Collected data entries
'''

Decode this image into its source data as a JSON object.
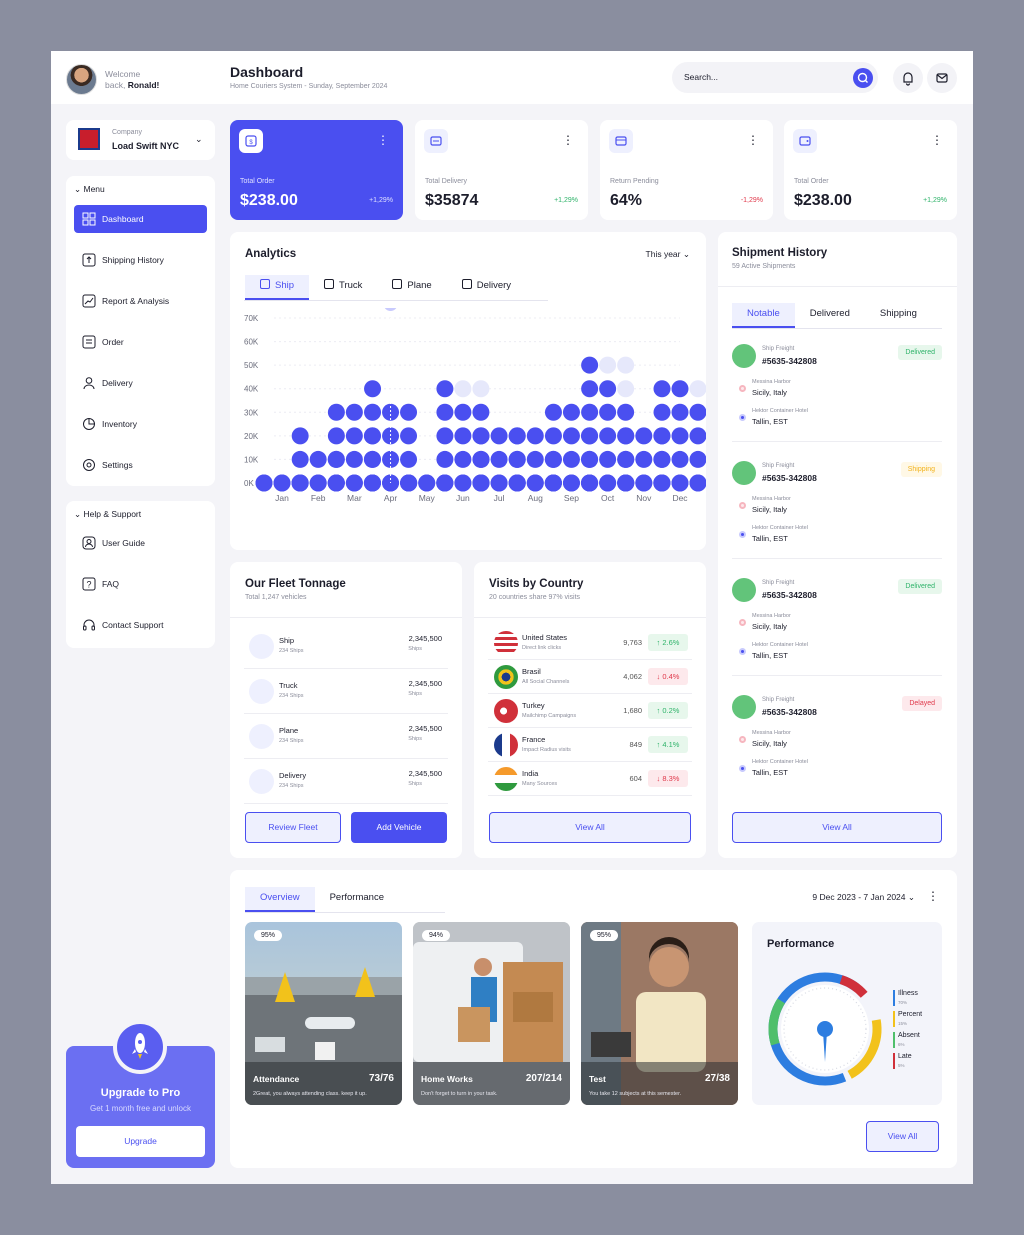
{
  "header": {
    "welcome": "Welcome",
    "welcome_back": "back,",
    "user_name": "Ronald!",
    "title": "Dashboard",
    "subtitle": "Home Couriers System - Sunday, September 2024",
    "search_placeholder": "Search..."
  },
  "company": {
    "label": "Company",
    "name": "Load Swift NYC"
  },
  "menu": {
    "section": "Menu",
    "items": [
      {
        "label": "Dashboard",
        "icon": "grid-icon"
      },
      {
        "label": "Shipping History",
        "icon": "upload-box-icon"
      },
      {
        "label": "Report & Analysis",
        "icon": "chart-icon"
      },
      {
        "label": "Order",
        "icon": "order-icon"
      },
      {
        "label": "Delivery",
        "icon": "user-icon"
      },
      {
        "label": "Inventory",
        "icon": "pie-icon"
      },
      {
        "label": "Settings",
        "icon": "gear-icon"
      }
    ]
  },
  "help": {
    "section": "Help & Support",
    "items": [
      {
        "label": "User Guide",
        "icon": "user-guide-icon"
      },
      {
        "label": "FAQ",
        "icon": "question-icon"
      },
      {
        "label": "Contact Support",
        "icon": "headset-icon"
      }
    ]
  },
  "upgrade": {
    "title": "Upgrade to Pro",
    "subtitle": "Get 1 month free and unlock",
    "button": "Upgrade"
  },
  "stats": [
    {
      "label": "Total Order",
      "value": "$238.00",
      "change": "+1,29%",
      "dir": "up"
    },
    {
      "label": "Total Delivery",
      "value": "$35874",
      "change": "+1,29%",
      "dir": "up"
    },
    {
      "label": "Return Pending",
      "value": "64%",
      "change": "-1,29%",
      "dir": "down"
    },
    {
      "label": "Total Order",
      "value": "$238.00",
      "change": "+1,29%",
      "dir": "up"
    }
  ],
  "analytics": {
    "title": "Analytics",
    "period": "This year",
    "tabs": [
      "Ship",
      "Truck",
      "Plane",
      "Delivery"
    ]
  },
  "chart_data": {
    "type": "bar",
    "title": "Analytics",
    "categories": [
      "Jan",
      "Feb",
      "Mar",
      "Apr",
      "May",
      "Jun",
      "Jul",
      "Aug",
      "Sep",
      "Oct",
      "Nov",
      "Dec"
    ],
    "yticks": [
      "0K",
      "10K",
      "20K",
      "30K",
      "40K",
      "50K",
      "60K",
      "70K"
    ],
    "ylim": [
      0,
      70
    ],
    "series": [
      {
        "values": [
          0,
          20,
          30,
          70,
          0,
          40,
          20,
          20,
          30,
          50,
          20,
          40
        ]
      },
      {
        "values": [
          0,
          10,
          30,
          30,
          0,
          30,
          20,
          20,
          30,
          40,
          30,
          40
        ]
      },
      {
        "values": [
          0,
          10,
          20,
          30,
          0,
          30,
          20,
          10,
          20,
          30,
          20,
          30
        ]
      }
    ],
    "background_levels": [
      0,
      20,
      45,
      45,
      0,
      50,
      35,
      35,
      45,
      60,
      25,
      50
    ],
    "highlight": {
      "category": "Apr",
      "value": 70
    },
    "colors": {
      "dot": "#4a4ff0",
      "muted": "#e6e8fb"
    }
  },
  "shipment": {
    "title": "Shipment History",
    "subtitle": "59 Active Shipments",
    "tabs": [
      "Notable",
      "Delivered",
      "Shipping"
    ],
    "items": [
      {
        "kind": "Ship Freight",
        "code": "#5635-342808",
        "status": "Delivered",
        "from_label": "Messina Harbor",
        "from": "Sicily, Italy",
        "to_label": "Hektor Container Hotel",
        "to": "Tallin, EST"
      },
      {
        "kind": "Ship Freight",
        "code": "#5635-342808",
        "status": "Shipping",
        "from_label": "Messina Harbor",
        "from": "Sicily, Italy",
        "to_label": "Hektor Container Hotel",
        "to": "Tallin, EST"
      },
      {
        "kind": "Ship Freight",
        "code": "#5635-342808",
        "status": "Delivered",
        "from_label": "Messina Harbor",
        "from": "Sicily, Italy",
        "to_label": "Hektor Container Hotel",
        "to": "Tallin, EST"
      },
      {
        "kind": "Ship Freight",
        "code": "#5635-342808",
        "status": "Delayed",
        "from_label": "Messina Harbor",
        "from": "Sicily, Italy",
        "to_label": "Hektor Container Hotel",
        "to": "Tallin, EST"
      }
    ],
    "view_all": "View All"
  },
  "fleet": {
    "title": "Our Fleet Tonnage",
    "subtitle": "Total 1,247 vehicles",
    "rows": [
      {
        "name": "Ship",
        "count": "234 Ships",
        "value": "2,345,500",
        "unit": "Ships"
      },
      {
        "name": "Truck",
        "count": "234 Ships",
        "value": "2,345,500",
        "unit": "Ships"
      },
      {
        "name": "Plane",
        "count": "234 Ships",
        "value": "2,345,500",
        "unit": "Ships"
      },
      {
        "name": "Delivery",
        "count": "234 Ships",
        "value": "2,345,500",
        "unit": "Ships"
      }
    ],
    "review": "Review Fleet",
    "add": "Add Vehicle"
  },
  "visits": {
    "title": "Visits by Country",
    "subtitle": "20 countries share 97% visits",
    "rows": [
      {
        "country": "United States",
        "source": "Direct link clicks",
        "visits": "9,763",
        "change": "↑ 2.6%",
        "dir": "up"
      },
      {
        "country": "Brasil",
        "source": "All Social Channels",
        "visits": "4,062",
        "change": "↓ 0.4%",
        "dir": "down"
      },
      {
        "country": "Turkey",
        "source": "Mailchimp Campaigns",
        "visits": "1,680",
        "change": "↑ 0.2%",
        "dir": "up"
      },
      {
        "country": "France",
        "source": "Impact Radius visits",
        "visits": "849",
        "change": "↑ 4.1%",
        "dir": "up"
      },
      {
        "country": "India",
        "source": "Many Sources",
        "visits": "604",
        "change": "↓ 8.3%",
        "dir": "down"
      }
    ],
    "view_all": "View All"
  },
  "overview": {
    "tabs": [
      "Overview",
      "Performance"
    ],
    "date_range": "9 Dec 2023 - 7 Jan 2024",
    "cards": [
      {
        "pct": "95%",
        "title": "Attendance",
        "score": "73/76",
        "desc": "2Great, you always attending class. keep it up."
      },
      {
        "pct": "94%",
        "title": "Home Works",
        "score": "207/214",
        "desc": "Don't forget to turn in your task."
      },
      {
        "pct": "95%",
        "title": "Test",
        "score": "27/38",
        "desc": "You take 12 subjects at this semester."
      }
    ],
    "performance": {
      "title": "Performance",
      "legend": [
        {
          "name": "Illness",
          "pct": "70%",
          "color": "#2d7de0"
        },
        {
          "name": "Percent",
          "pct": "15%",
          "color": "#f2c21b"
        },
        {
          "name": "Absent",
          "pct": "6%",
          "color": "#4fbf6b"
        },
        {
          "name": "Late",
          "pct": "5%",
          "color": "#d0303a"
        }
      ]
    },
    "view_all": "View All"
  }
}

'''

> **TO BE DONE**:
Reproduce the listing word for word and omit its pictures.

> **WORKED SOLUTION**:
Decode this image into its source data as a JSON object.
{
  "header": {
    "welcome": "Welcome",
    "welcome_back": "back,",
    "user_name": "Ronald!",
    "title": "Dashboard",
    "subtitle": "Home Couriers System - Sunday, September 2024",
    "search_placeholder": "Search..."
  },
  "company": {
    "label": "Company",
    "name": "Load Swift NYC"
  },
  "menu": {
    "section": "Menu",
    "items": [
      {
        "label": "Dashboard",
        "icon": "grid-icon"
      },
      {
        "label": "Shipping History",
        "icon": "upload-box-icon"
      },
      {
        "label": "Report & Analysis",
        "icon": "chart-icon"
      },
      {
        "label": "Order",
        "icon": "order-icon"
      },
      {
        "label": "Delivery",
        "icon": "user-icon"
      },
      {
        "label": "Inventory",
        "icon": "pie-icon"
      },
      {
        "label": "Settings",
        "icon": "gear-icon"
      }
    ]
  },
  "help": {
    "section": "Help & Support",
    "items": [
      {
        "label": "User Guide",
        "icon": "user-guide-icon"
      },
      {
        "label": "FAQ",
        "icon": "question-icon"
      },
      {
        "label": "Contact Support",
        "icon": "headset-icon"
      }
    ]
  },
  "upgrade": {
    "title": "Upgrade to Pro",
    "subtitle": "Get 1 month free and unlock",
    "button": "Upgrade"
  },
  "stats": [
    {
      "label": "Total Order",
      "value": "$238.00",
      "change": "+1,29%",
      "dir": "up"
    },
    {
      "label": "Total Delivery",
      "value": "$35874",
      "change": "+1,29%",
      "dir": "up"
    },
    {
      "label": "Return Pending",
      "value": "64%",
      "change": "-1,29%",
      "dir": "down"
    },
    {
      "label": "Total Order",
      "value": "$238.00",
      "change": "+1,29%",
      "dir": "up"
    }
  ],
  "analytics": {
    "title": "Analytics",
    "period": "This year",
    "tabs": [
      "Ship",
      "Truck",
      "Plane",
      "Delivery"
    ]
  },
  "chart_data": {
    "type": "bar",
    "title": "Analytics",
    "categories": [
      "Jan",
      "Feb",
      "Mar",
      "Apr",
      "May",
      "Jun",
      "Jul",
      "Aug",
      "Sep",
      "Oct",
      "Nov",
      "Dec"
    ],
    "yticks": [
      "0K",
      "10K",
      "20K",
      "30K",
      "40K",
      "50K",
      "60K",
      "70K"
    ],
    "ylim": [
      0,
      70
    ],
    "series": [
      {
        "values": [
          0,
          20,
          30,
          70,
          0,
          40,
          20,
          20,
          30,
          50,
          20,
          40
        ]
      },
      {
        "values": [
          0,
          10,
          30,
          30,
          0,
          30,
          20,
          20,
          30,
          40,
          30,
          40
        ]
      },
      {
        "values": [
          0,
          10,
          20,
          30,
          0,
          30,
          20,
          10,
          20,
          30,
          20,
          30
        ]
      }
    ],
    "background_levels": [
      0,
      20,
      45,
      45,
      0,
      50,
      35,
      35,
      45,
      60,
      25,
      50
    ],
    "highlight": {
      "category": "Apr",
      "value": 70
    },
    "colors": {
      "dot": "#4a4ff0",
      "muted": "#e6e8fb"
    }
  },
  "shipment": {
    "title": "Shipment History",
    "subtitle": "59 Active Shipments",
    "tabs": [
      "Notable",
      "Delivered",
      "Shipping"
    ],
    "items": [
      {
        "kind": "Ship Freight",
        "code": "#5635-342808",
        "status": "Delivered",
        "from_label": "Messina Harbor",
        "from": "Sicily, Italy",
        "to_label": "Hektor Container Hotel",
        "to": "Tallin, EST"
      },
      {
        "kind": "Ship Freight",
        "code": "#5635-342808",
        "status": "Shipping",
        "from_label": "Messina Harbor",
        "from": "Sicily, Italy",
        "to_label": "Hektor Container Hotel",
        "to": "Tallin, EST"
      },
      {
        "kind": "Ship Freight",
        "code": "#5635-342808",
        "status": "Delivered",
        "from_label": "Messina Harbor",
        "from": "Sicily, Italy",
        "to_label": "Hektor Container Hotel",
        "to": "Tallin, EST"
      },
      {
        "kind": "Ship Freight",
        "code": "#5635-342808",
        "status": "Delayed",
        "from_label": "Messina Harbor",
        "from": "Sicily, Italy",
        "to_label": "Hektor Container Hotel",
        "to": "Tallin, EST"
      }
    ],
    "view_all": "View All"
  },
  "fleet": {
    "title": "Our Fleet Tonnage",
    "subtitle": "Total 1,247 vehicles",
    "rows": [
      {
        "name": "Ship",
        "count": "234 Ships",
        "value": "2,345,500",
        "unit": "Ships"
      },
      {
        "name": "Truck",
        "count": "234 Ships",
        "value": "2,345,500",
        "unit": "Ships"
      },
      {
        "name": "Plane",
        "count": "234 Ships",
        "value": "2,345,500",
        "unit": "Ships"
      },
      {
        "name": "Delivery",
        "count": "234 Ships",
        "value": "2,345,500",
        "unit": "Ships"
      }
    ],
    "review": "Review Fleet",
    "add": "Add Vehicle"
  },
  "visits": {
    "title": "Visits by Country",
    "subtitle": "20 countries share 97% visits",
    "rows": [
      {
        "country": "United States",
        "source": "Direct link clicks",
        "visits": "9,763",
        "change": "↑ 2.6%",
        "dir": "up"
      },
      {
        "country": "Brasil",
        "source": "All Social Channels",
        "visits": "4,062",
        "change": "↓ 0.4%",
        "dir": "down"
      },
      {
        "country": "Turkey",
        "source": "Mailchimp Campaigns",
        "visits": "1,680",
        "change": "↑ 0.2%",
        "dir": "up"
      },
      {
        "country": "France",
        "source": "Impact Radius visits",
        "visits": "849",
        "change": "↑ 4.1%",
        "dir": "up"
      },
      {
        "country": "India",
        "source": "Many Sources",
        "visits": "604",
        "change": "↓ 8.3%",
        "dir": "down"
      }
    ],
    "view_all": "View All"
  },
  "overview": {
    "tabs": [
      "Overview",
      "Performance"
    ],
    "date_range": "9 Dec 2023 - 7 Jan 2024",
    "cards": [
      {
        "pct": "95%",
        "title": "Attendance",
        "score": "73/76",
        "desc": "2Great, you always attending class. keep it up."
      },
      {
        "pct": "94%",
        "title": "Home Works",
        "score": "207/214",
        "desc": "Don't forget to turn in your task."
      },
      {
        "pct": "95%",
        "title": "Test",
        "score": "27/38",
        "desc": "You take 12 subjects at this semester."
      }
    ],
    "performance": {
      "title": "Performance",
      "legend": [
        {
          "name": "Illness",
          "pct": "70%",
          "color": "#2d7de0"
        },
        {
          "name": "Percent",
          "pct": "15%",
          "color": "#f2c21b"
        },
        {
          "name": "Absent",
          "pct": "6%",
          "color": "#4fbf6b"
        },
        {
          "name": "Late",
          "pct": "5%",
          "color": "#d0303a"
        }
      ]
    },
    "view_all": "View All"
  }
}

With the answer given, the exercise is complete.